** START SOURCE DATA **

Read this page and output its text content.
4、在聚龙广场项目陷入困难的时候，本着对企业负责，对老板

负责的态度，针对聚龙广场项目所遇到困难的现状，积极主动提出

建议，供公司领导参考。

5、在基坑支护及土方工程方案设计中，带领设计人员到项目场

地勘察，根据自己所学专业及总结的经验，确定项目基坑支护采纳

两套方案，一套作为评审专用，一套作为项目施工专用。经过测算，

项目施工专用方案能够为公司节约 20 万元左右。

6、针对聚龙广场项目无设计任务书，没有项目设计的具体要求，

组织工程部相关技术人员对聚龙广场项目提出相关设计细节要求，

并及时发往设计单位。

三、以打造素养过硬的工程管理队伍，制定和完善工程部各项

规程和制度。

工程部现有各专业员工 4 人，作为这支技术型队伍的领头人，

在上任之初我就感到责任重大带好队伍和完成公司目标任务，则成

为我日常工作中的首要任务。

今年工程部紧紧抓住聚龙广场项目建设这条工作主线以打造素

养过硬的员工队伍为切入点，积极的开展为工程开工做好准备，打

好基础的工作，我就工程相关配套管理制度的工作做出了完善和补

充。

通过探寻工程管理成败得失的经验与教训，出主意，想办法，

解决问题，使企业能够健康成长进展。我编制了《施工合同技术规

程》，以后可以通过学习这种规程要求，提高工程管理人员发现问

** END SOURCE DATA **

◆ REQUIREMENTS
Copy the records above exactly.

◆ TASK OUTPUT
Read this page and output its text content.
4、在聚龙广场项目陷入困难的时候，本着对企业负责，对老板

负责的态度，针对聚龙广场项目所遇到困难的现状，积极主动提出

建议，供公司领导参考。

5、在基坑支护及土方工程方案设计中，带领设计人员到项目场

地勘察，根据自己所学专业及总结的经验，确定项目基坑支护采纳

两套方案，一套作为评审专用，一套作为项目施工专用。经过测算，

项目施工专用方案能够为公司节约 20 万元左右。

6、针对聚龙广场项目无设计任务书，没有项目设计的具体要求，

组织工程部相关技术人员对聚龙广场项目提出相关设计细节要求，

并及时发往设计单位。

三、以打造素养过硬的工程管理队伍，制定和完善工程部各项

规程和制度。

工程部现有各专业员工 4 人，作为这支技术型队伍的领头人，

在上任之初我就感到责任重大带好队伍和完成公司目标任务，则成

为我日常工作中的首要任务。

今年工程部紧紧抓住聚龙广场项目建设这条工作主线以打造素

养过硬的员工队伍为切入点，积极的开展为工程开工做好准备，打

好基础的工作，我就工程相关配套管理制度的工作做出了完善和补

充。

通过探寻工程管理成败得失的经验与教训，出主意，想办法，

解决问题，使企业能够健康成长进展。我编制了《施工合同技术规

程》，以后可以通过学习这种规程要求，提高工程管理人员发现问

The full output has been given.